■ Your objective: Transcribe the records that follow. Keep every word exactly, and drop the pictures.

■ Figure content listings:
* * * *

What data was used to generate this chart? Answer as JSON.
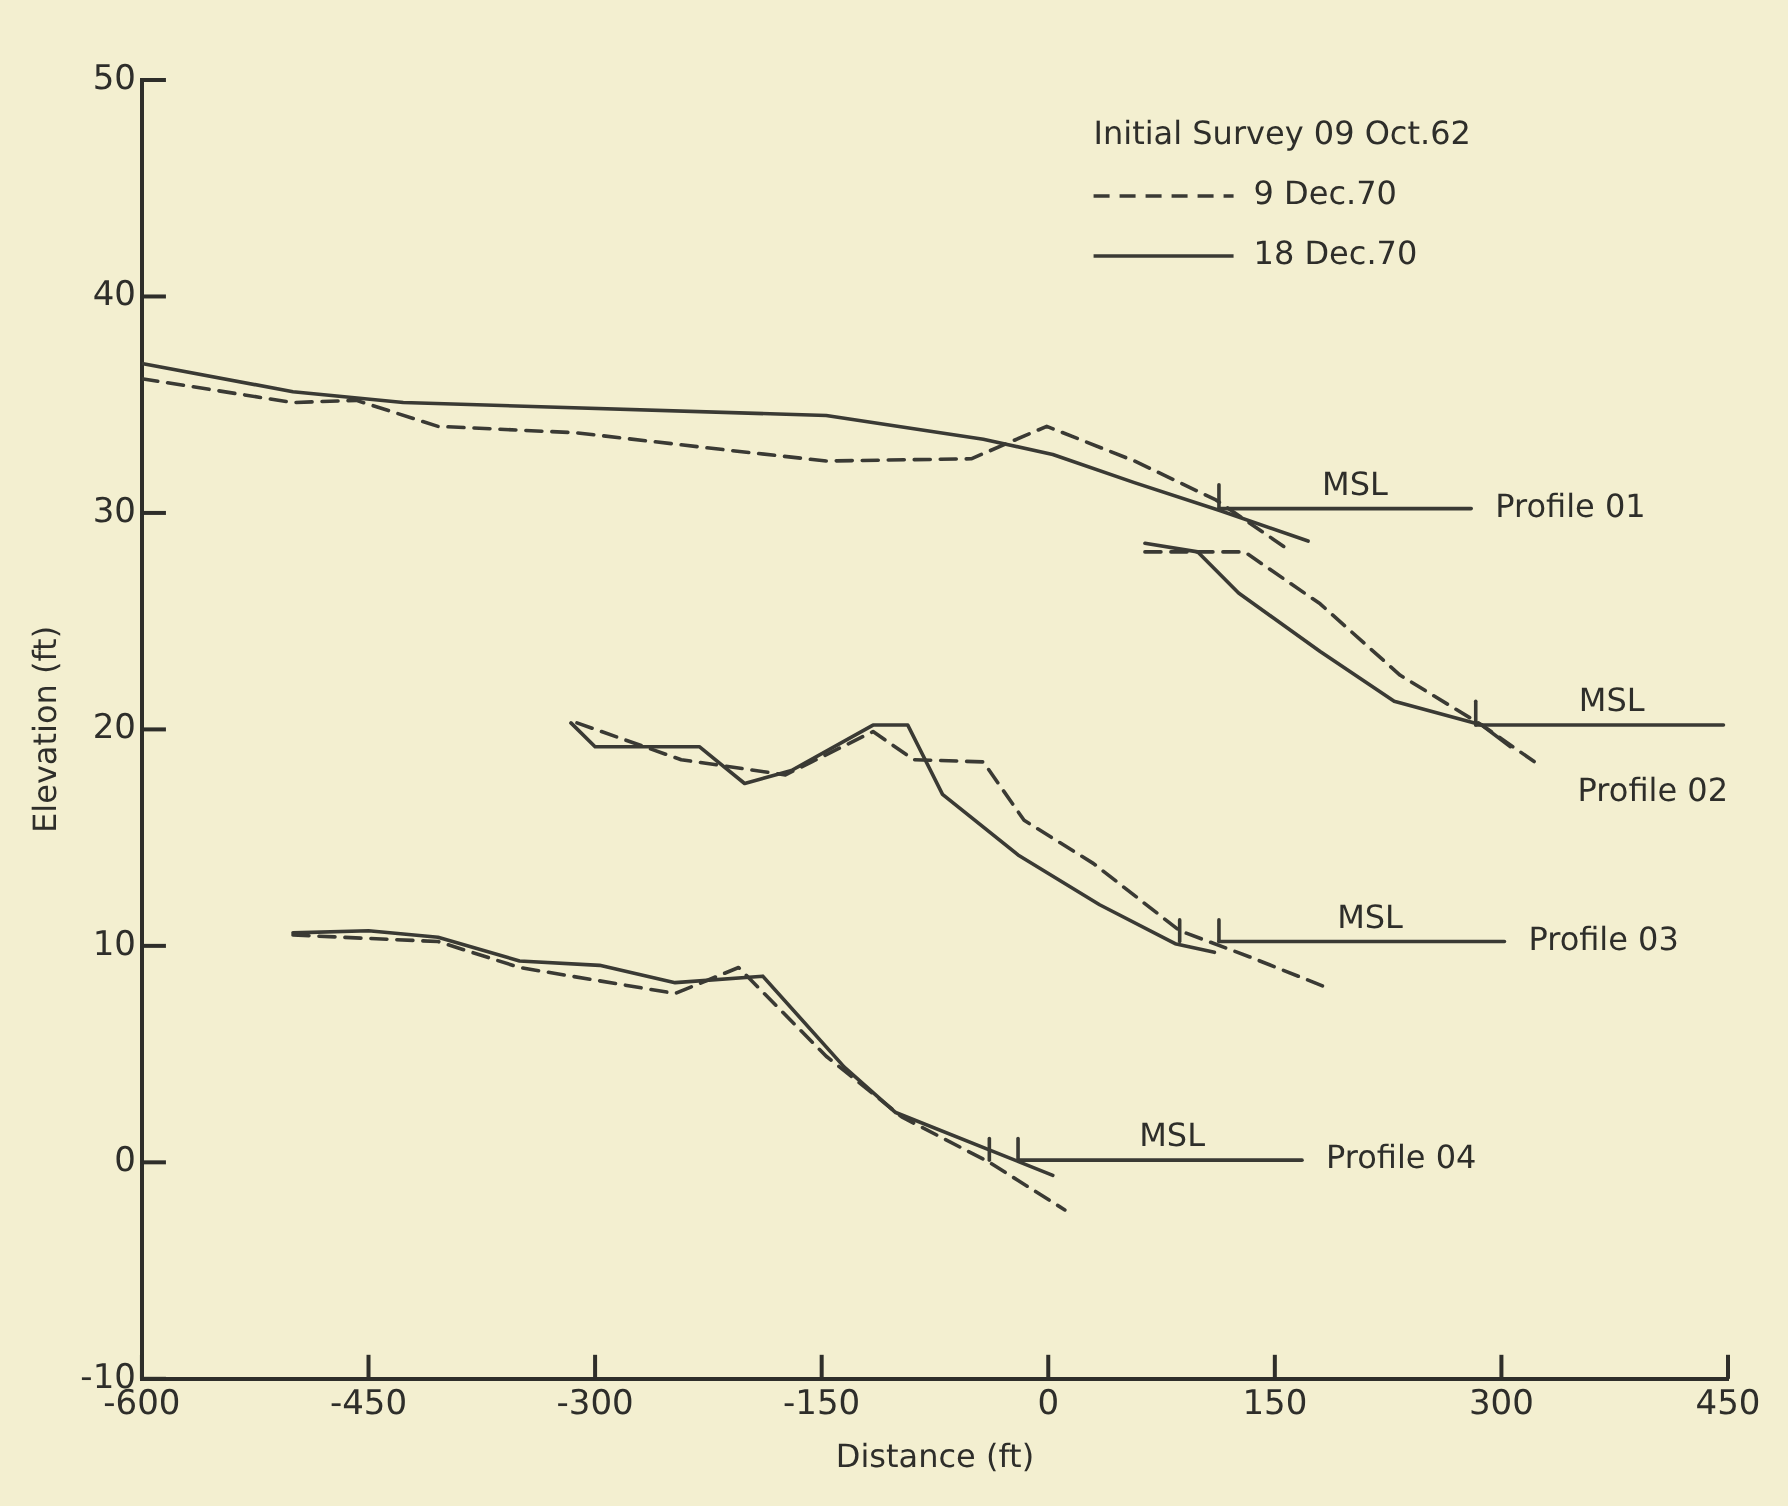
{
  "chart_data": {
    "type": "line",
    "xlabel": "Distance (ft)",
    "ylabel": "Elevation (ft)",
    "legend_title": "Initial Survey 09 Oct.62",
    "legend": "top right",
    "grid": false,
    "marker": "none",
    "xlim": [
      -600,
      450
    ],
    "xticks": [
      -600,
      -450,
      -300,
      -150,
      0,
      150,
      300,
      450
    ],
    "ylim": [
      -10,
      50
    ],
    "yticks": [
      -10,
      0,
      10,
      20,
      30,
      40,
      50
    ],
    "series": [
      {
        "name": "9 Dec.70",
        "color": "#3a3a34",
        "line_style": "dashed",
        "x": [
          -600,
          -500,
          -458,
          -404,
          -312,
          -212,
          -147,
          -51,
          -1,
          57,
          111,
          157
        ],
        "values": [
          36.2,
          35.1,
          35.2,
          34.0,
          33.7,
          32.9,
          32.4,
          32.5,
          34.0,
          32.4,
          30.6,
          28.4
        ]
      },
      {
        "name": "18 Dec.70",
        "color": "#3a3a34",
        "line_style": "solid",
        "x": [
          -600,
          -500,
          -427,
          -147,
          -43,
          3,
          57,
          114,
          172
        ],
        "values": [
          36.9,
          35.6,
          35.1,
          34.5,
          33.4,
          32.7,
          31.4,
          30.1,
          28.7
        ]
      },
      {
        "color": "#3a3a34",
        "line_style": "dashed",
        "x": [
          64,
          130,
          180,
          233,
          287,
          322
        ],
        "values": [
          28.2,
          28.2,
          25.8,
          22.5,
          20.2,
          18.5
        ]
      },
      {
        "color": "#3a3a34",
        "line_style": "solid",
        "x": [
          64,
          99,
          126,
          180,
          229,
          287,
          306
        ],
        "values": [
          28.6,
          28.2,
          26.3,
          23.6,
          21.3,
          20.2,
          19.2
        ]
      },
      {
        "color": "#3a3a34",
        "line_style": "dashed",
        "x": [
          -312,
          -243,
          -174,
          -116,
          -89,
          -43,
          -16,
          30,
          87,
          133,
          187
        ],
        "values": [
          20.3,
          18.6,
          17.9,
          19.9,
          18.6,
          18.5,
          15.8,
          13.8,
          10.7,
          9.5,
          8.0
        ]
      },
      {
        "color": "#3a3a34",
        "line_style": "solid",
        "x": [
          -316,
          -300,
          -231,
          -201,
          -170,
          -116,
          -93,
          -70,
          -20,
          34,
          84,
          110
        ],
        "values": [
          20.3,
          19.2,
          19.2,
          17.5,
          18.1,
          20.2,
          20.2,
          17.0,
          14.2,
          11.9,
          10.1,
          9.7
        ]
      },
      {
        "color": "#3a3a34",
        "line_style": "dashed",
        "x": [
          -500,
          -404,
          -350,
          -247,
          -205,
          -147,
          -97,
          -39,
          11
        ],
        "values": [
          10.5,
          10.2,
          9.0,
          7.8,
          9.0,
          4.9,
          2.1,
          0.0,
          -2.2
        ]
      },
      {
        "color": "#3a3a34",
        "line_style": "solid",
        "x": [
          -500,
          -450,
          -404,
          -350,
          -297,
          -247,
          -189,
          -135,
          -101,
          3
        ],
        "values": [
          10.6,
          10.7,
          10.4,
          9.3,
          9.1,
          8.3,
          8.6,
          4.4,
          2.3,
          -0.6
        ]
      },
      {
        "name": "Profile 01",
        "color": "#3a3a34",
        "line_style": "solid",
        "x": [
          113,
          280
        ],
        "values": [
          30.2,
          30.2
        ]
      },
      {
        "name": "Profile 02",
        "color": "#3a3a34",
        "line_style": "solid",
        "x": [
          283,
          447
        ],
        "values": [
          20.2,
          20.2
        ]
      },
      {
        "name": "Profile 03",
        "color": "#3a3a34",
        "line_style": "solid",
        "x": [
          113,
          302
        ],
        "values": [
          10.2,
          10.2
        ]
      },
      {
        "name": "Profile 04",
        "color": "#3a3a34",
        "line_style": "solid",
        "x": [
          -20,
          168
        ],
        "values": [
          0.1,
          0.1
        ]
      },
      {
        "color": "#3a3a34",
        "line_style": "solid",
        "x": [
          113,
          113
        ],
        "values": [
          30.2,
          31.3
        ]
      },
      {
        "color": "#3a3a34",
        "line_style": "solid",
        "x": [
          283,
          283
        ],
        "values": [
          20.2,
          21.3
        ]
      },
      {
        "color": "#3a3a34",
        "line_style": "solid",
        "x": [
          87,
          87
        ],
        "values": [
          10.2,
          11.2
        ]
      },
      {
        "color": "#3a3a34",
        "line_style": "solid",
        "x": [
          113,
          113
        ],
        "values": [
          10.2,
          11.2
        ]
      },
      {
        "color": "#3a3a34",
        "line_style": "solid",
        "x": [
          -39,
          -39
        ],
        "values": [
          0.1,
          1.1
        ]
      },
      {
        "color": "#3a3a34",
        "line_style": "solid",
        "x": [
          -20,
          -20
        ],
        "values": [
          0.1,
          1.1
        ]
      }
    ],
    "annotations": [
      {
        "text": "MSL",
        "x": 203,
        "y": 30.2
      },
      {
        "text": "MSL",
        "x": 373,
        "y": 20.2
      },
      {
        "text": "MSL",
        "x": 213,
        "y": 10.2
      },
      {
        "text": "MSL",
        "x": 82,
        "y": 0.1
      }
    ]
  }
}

* * * *

■ Answer to this problem:
What data was used to generate this chart? Answer as JSON.
{
  "chart_data": {
    "type": "line",
    "xlabel": "Distance (ft)",
    "ylabel": "Elevation (ft)",
    "legend_title": "Initial Survey 09 Oct.62",
    "legend": "top right",
    "grid": false,
    "marker": "none",
    "xlim": [
      -600,
      450
    ],
    "xticks": [
      -600,
      -450,
      -300,
      -150,
      0,
      150,
      300,
      450
    ],
    "ylim": [
      -10,
      50
    ],
    "yticks": [
      -10,
      0,
      10,
      20,
      30,
      40,
      50
    ],
    "series": [
      {
        "name": "9 Dec.70",
        "color": "#3a3a34",
        "line_style": "dashed",
        "x": [
          -600,
          -500,
          -458,
          -404,
          -312,
          -212,
          -147,
          -51,
          -1,
          57,
          111,
          157
        ],
        "values": [
          36.2,
          35.1,
          35.2,
          34.0,
          33.7,
          32.9,
          32.4,
          32.5,
          34.0,
          32.4,
          30.6,
          28.4
        ]
      },
      {
        "name": "18 Dec.70",
        "color": "#3a3a34",
        "line_style": "solid",
        "x": [
          -600,
          -500,
          -427,
          -147,
          -43,
          3,
          57,
          114,
          172
        ],
        "values": [
          36.9,
          35.6,
          35.1,
          34.5,
          33.4,
          32.7,
          31.4,
          30.1,
          28.7
        ]
      },
      {
        "color": "#3a3a34",
        "line_style": "dashed",
        "x": [
          64,
          130,
          180,
          233,
          287,
          322
        ],
        "values": [
          28.2,
          28.2,
          25.8,
          22.5,
          20.2,
          18.5
        ]
      },
      {
        "color": "#3a3a34",
        "line_style": "solid",
        "x": [
          64,
          99,
          126,
          180,
          229,
          287,
          306
        ],
        "values": [
          28.6,
          28.2,
          26.3,
          23.6,
          21.3,
          20.2,
          19.2
        ]
      },
      {
        "color": "#3a3a34",
        "line_style": "dashed",
        "x": [
          -312,
          -243,
          -174,
          -116,
          -89,
          -43,
          -16,
          30,
          87,
          133,
          187
        ],
        "values": [
          20.3,
          18.6,
          17.9,
          19.9,
          18.6,
          18.5,
          15.8,
          13.8,
          10.7,
          9.5,
          8.0
        ]
      },
      {
        "color": "#3a3a34",
        "line_style": "solid",
        "x": [
          -316,
          -300,
          -231,
          -201,
          -170,
          -116,
          -93,
          -70,
          -20,
          34,
          84,
          110
        ],
        "values": [
          20.3,
          19.2,
          19.2,
          17.5,
          18.1,
          20.2,
          20.2,
          17.0,
          14.2,
          11.9,
          10.1,
          9.7
        ]
      },
      {
        "color": "#3a3a34",
        "line_style": "dashed",
        "x": [
          -500,
          -404,
          -350,
          -247,
          -205,
          -147,
          -97,
          -39,
          11
        ],
        "values": [
          10.5,
          10.2,
          9.0,
          7.8,
          9.0,
          4.9,
          2.1,
          0.0,
          -2.2
        ]
      },
      {
        "color": "#3a3a34",
        "line_style": "solid",
        "x": [
          -500,
          -450,
          -404,
          -350,
          -297,
          -247,
          -189,
          -135,
          -101,
          3
        ],
        "values": [
          10.6,
          10.7,
          10.4,
          9.3,
          9.1,
          8.3,
          8.6,
          4.4,
          2.3,
          -0.6
        ]
      },
      {
        "name": "Profile 01",
        "color": "#3a3a34",
        "line_style": "solid",
        "x": [
          113,
          280
        ],
        "values": [
          30.2,
          30.2
        ]
      },
      {
        "name": "Profile 02",
        "color": "#3a3a34",
        "line_style": "solid",
        "x": [
          283,
          447
        ],
        "values": [
          20.2,
          20.2
        ]
      },
      {
        "name": "Profile 03",
        "color": "#3a3a34",
        "line_style": "solid",
        "x": [
          113,
          302
        ],
        "values": [
          10.2,
          10.2
        ]
      },
      {
        "name": "Profile 04",
        "color": "#3a3a34",
        "line_style": "solid",
        "x": [
          -20,
          168
        ],
        "values": [
          0.1,
          0.1
        ]
      },
      {
        "color": "#3a3a34",
        "line_style": "solid",
        "x": [
          113,
          113
        ],
        "values": [
          30.2,
          31.3
        ]
      },
      {
        "color": "#3a3a34",
        "line_style": "solid",
        "x": [
          283,
          283
        ],
        "values": [
          20.2,
          21.3
        ]
      },
      {
        "color": "#3a3a34",
        "line_style": "solid",
        "x": [
          87,
          87
        ],
        "values": [
          10.2,
          11.2
        ]
      },
      {
        "color": "#3a3a34",
        "line_style": "solid",
        "x": [
          113,
          113
        ],
        "values": [
          10.2,
          11.2
        ]
      },
      {
        "color": "#3a3a34",
        "line_style": "solid",
        "x": [
          -39,
          -39
        ],
        "values": [
          0.1,
          1.1
        ]
      },
      {
        "color": "#3a3a34",
        "line_style": "solid",
        "x": [
          -20,
          -20
        ],
        "values": [
          0.1,
          1.1
        ]
      }
    ],
    "annotations": [
      {
        "text": "MSL",
        "x": 203,
        "y": 30.2
      },
      {
        "text": "MSL",
        "x": 373,
        "y": 20.2
      },
      {
        "text": "MSL",
        "x": 213,
        "y": 10.2
      },
      {
        "text": "MSL",
        "x": 82,
        "y": 0.1
      }
    ]
  }
}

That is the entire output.